**Given data**
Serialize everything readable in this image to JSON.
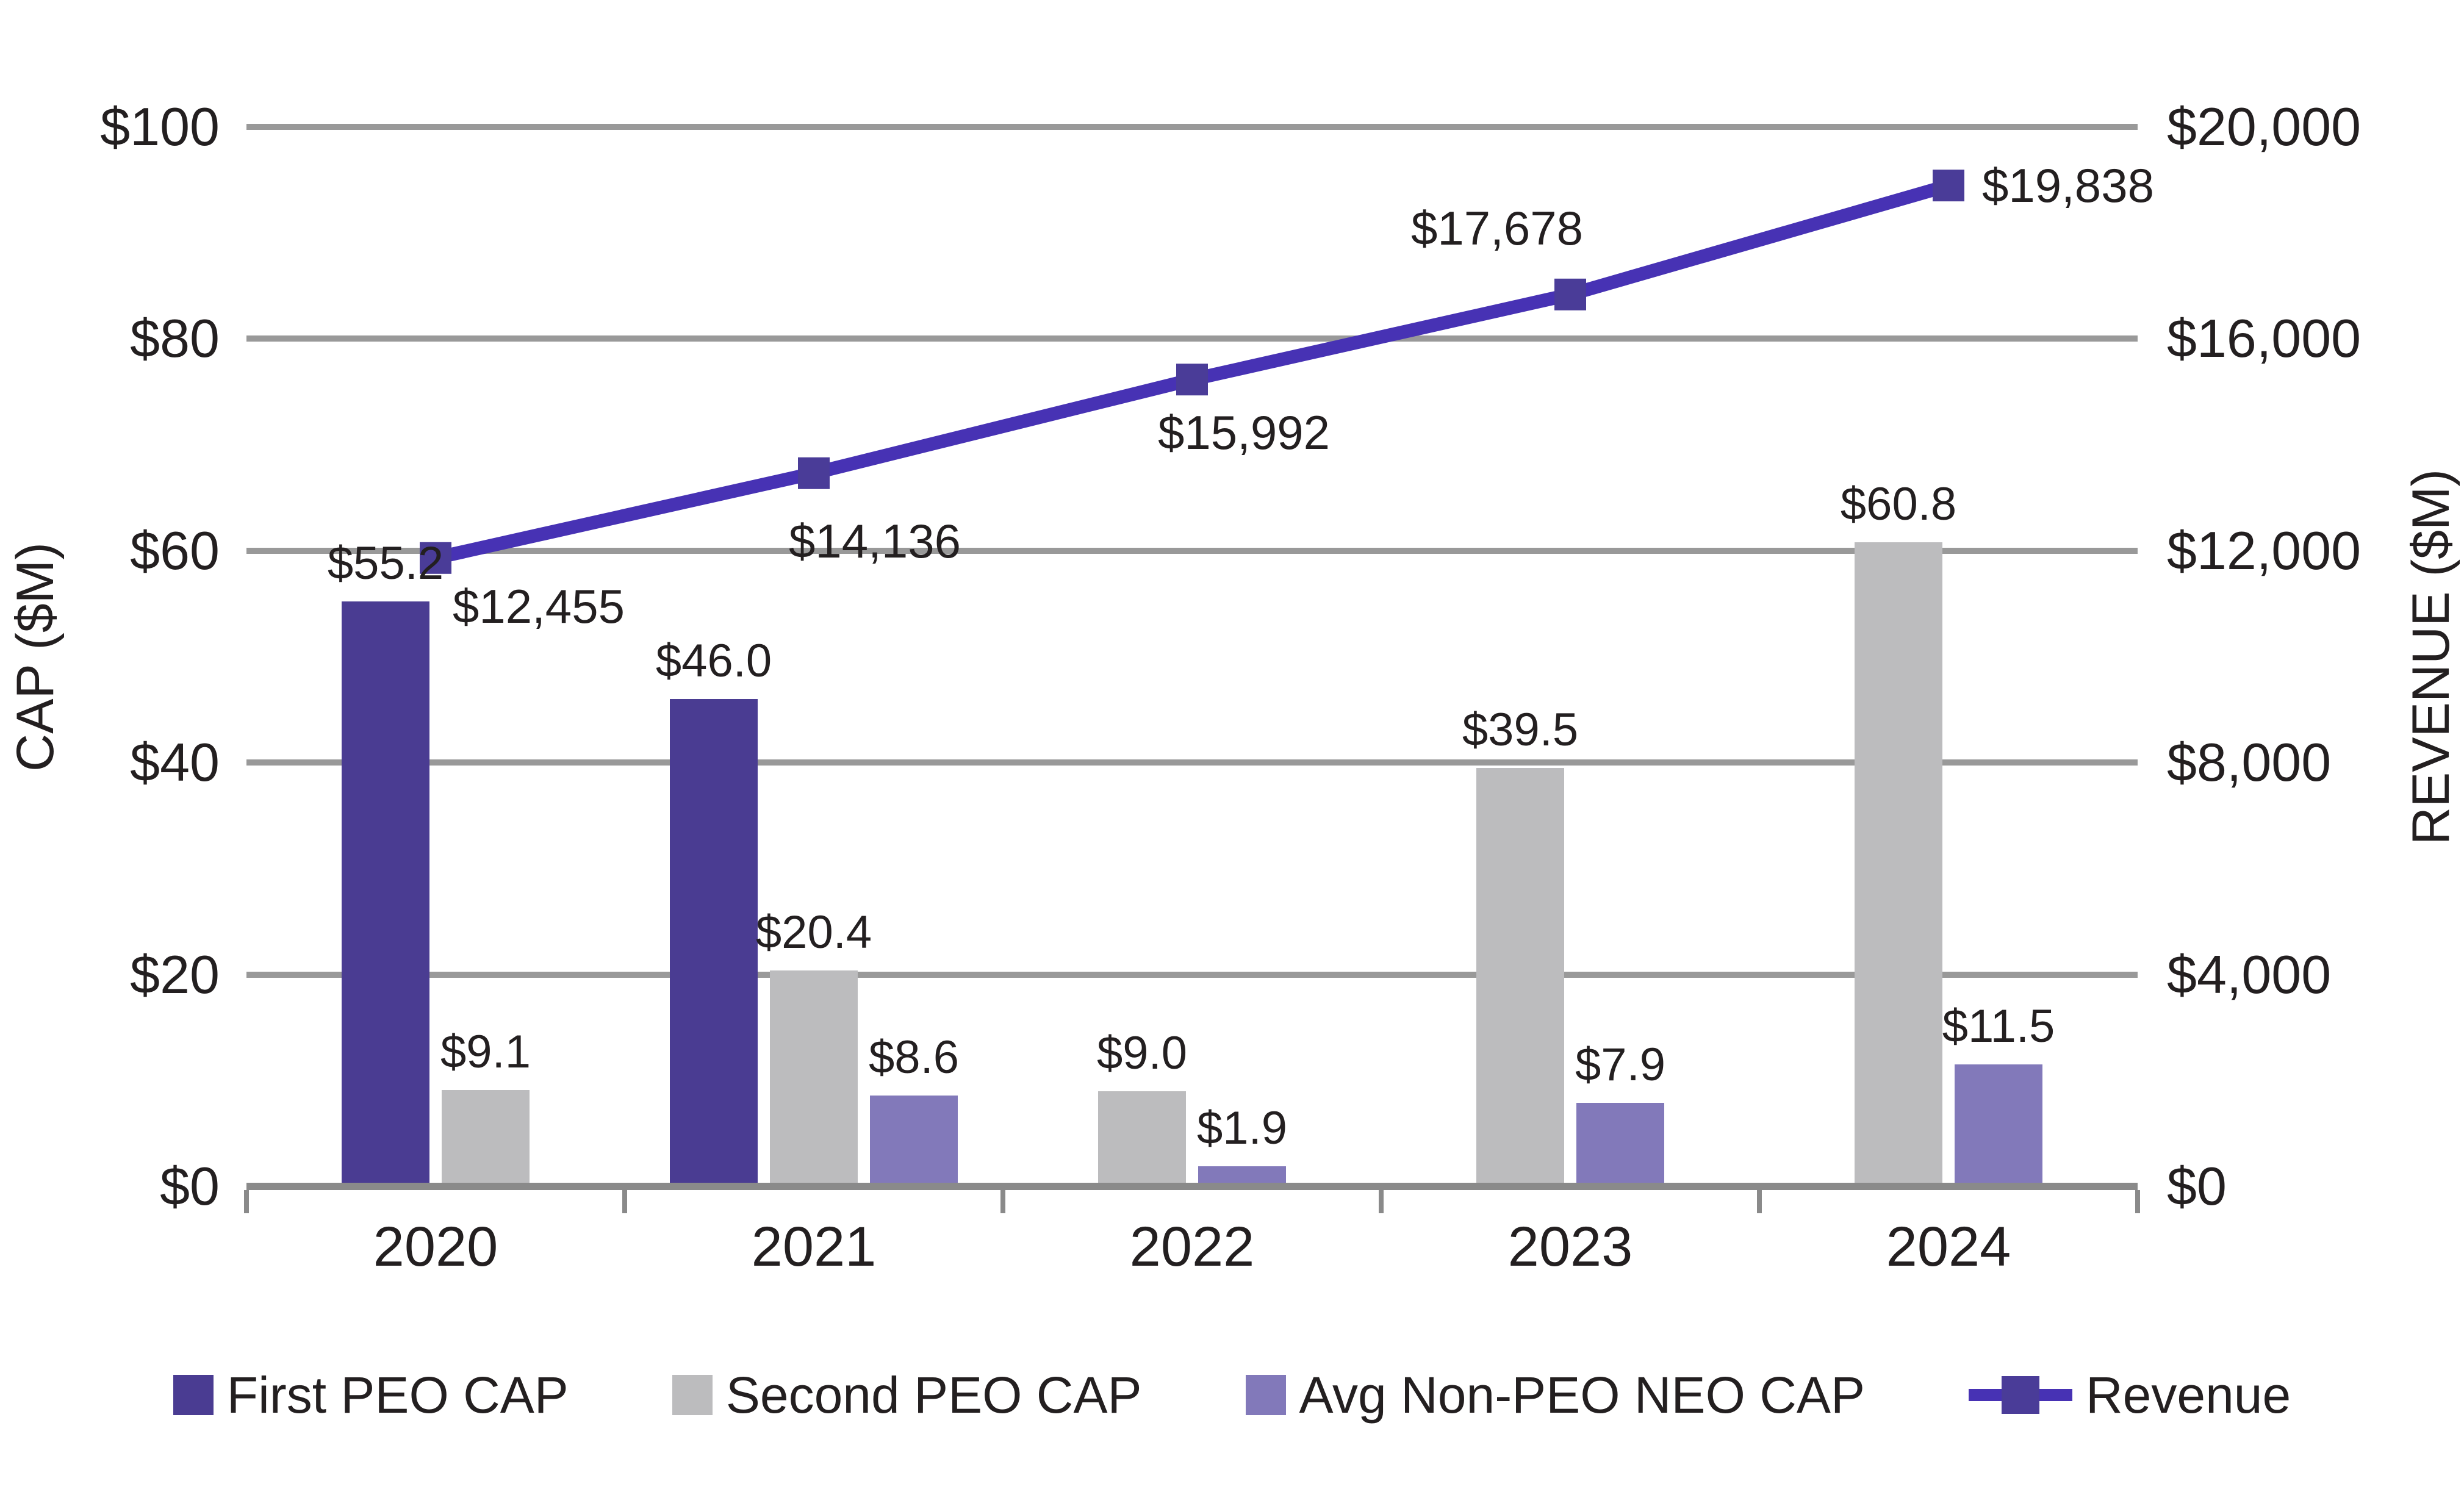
{
  "chart_data": {
    "type": "combo-bar-line",
    "categories": [
      "2020",
      "2021",
      "2022",
      "2023",
      "2024"
    ],
    "bar_series": [
      {
        "name": "First PEO CAP",
        "color": "#4a3c92",
        "values": [
          55.2,
          46.0,
          null,
          null,
          null
        ],
        "labels": [
          "$55.2",
          "$46.0",
          null,
          null,
          null
        ]
      },
      {
        "name": "Second PEO CAP",
        "color": "#bcbcbe",
        "values": [
          9.1,
          20.4,
          9.0,
          39.5,
          60.8
        ],
        "labels": [
          "$9.1",
          "$20.4",
          "$9.0",
          "$39.5",
          "$60.8"
        ]
      },
      {
        "name": "Avg Non-PEO NEO CAP",
        "color": "#8279ba",
        "values": [
          null,
          8.6,
          1.9,
          7.9,
          11.5
        ],
        "labels": [
          null,
          "$8.6",
          "$1.9",
          "$7.9",
          "$11.5"
        ]
      }
    ],
    "line_series": {
      "name": "Revenue",
      "color": "#4732b4",
      "marker_color": "#4a3c98",
      "values": [
        12455,
        14136,
        15992,
        17678,
        19838
      ],
      "labels": [
        "$12,455",
        "$14,136",
        "$15,992",
        "$17,678",
        "$19,838"
      ]
    },
    "left_axis": {
      "title": "CAP ($M)",
      "min": 0,
      "max": 100,
      "tick_labels": [
        "$0",
        "$20",
        "$40",
        "$60",
        "$80",
        "$100"
      ]
    },
    "right_axis": {
      "title": "REVENUE ($M)",
      "min": 0,
      "max": 20000,
      "tick_labels": [
        "$0",
        "$4,000",
        "$8,000",
        "$12,000",
        "$16,000",
        "$20,000"
      ]
    },
    "line_axis_hint": {
      "min": 0,
      "max": 21000
    },
    "grid": true,
    "legend_position": "bottom",
    "colors": {
      "gridline": "#999999",
      "axis": "#8a8a8a",
      "text": "#231f20"
    }
  }
}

**Instruction**
Extract the full listing exactly, with the pictures left out.

**Response below**
Serialize everything readable in this image to JSON.
{
  "chart_data": {
    "type": "combo-bar-line",
    "categories": [
      "2020",
      "2021",
      "2022",
      "2023",
      "2024"
    ],
    "bar_series": [
      {
        "name": "First PEO CAP",
        "color": "#4a3c92",
        "values": [
          55.2,
          46.0,
          null,
          null,
          null
        ],
        "labels": [
          "$55.2",
          "$46.0",
          null,
          null,
          null
        ]
      },
      {
        "name": "Second PEO CAP",
        "color": "#bcbcbe",
        "values": [
          9.1,
          20.4,
          9.0,
          39.5,
          60.8
        ],
        "labels": [
          "$9.1",
          "$20.4",
          "$9.0",
          "$39.5",
          "$60.8"
        ]
      },
      {
        "name": "Avg Non-PEO NEO CAP",
        "color": "#8279ba",
        "values": [
          null,
          8.6,
          1.9,
          7.9,
          11.5
        ],
        "labels": [
          null,
          "$8.6",
          "$1.9",
          "$7.9",
          "$11.5"
        ]
      }
    ],
    "line_series": {
      "name": "Revenue",
      "color": "#4732b4",
      "marker_color": "#4a3c98",
      "values": [
        12455,
        14136,
        15992,
        17678,
        19838
      ],
      "labels": [
        "$12,455",
        "$14,136",
        "$15,992",
        "$17,678",
        "$19,838"
      ]
    },
    "left_axis": {
      "title": "CAP ($M)",
      "min": 0,
      "max": 100,
      "tick_labels": [
        "$0",
        "$20",
        "$40",
        "$60",
        "$80",
        "$100"
      ]
    },
    "right_axis": {
      "title": "REVENUE ($M)",
      "min": 0,
      "max": 20000,
      "tick_labels": [
        "$0",
        "$4,000",
        "$8,000",
        "$12,000",
        "$16,000",
        "$20,000"
      ]
    },
    "line_axis_hint": {
      "min": 0,
      "max": 21000
    },
    "grid": true,
    "legend_position": "bottom",
    "colors": {
      "gridline": "#999999",
      "axis": "#8a8a8a",
      "text": "#231f20"
    }
  }
}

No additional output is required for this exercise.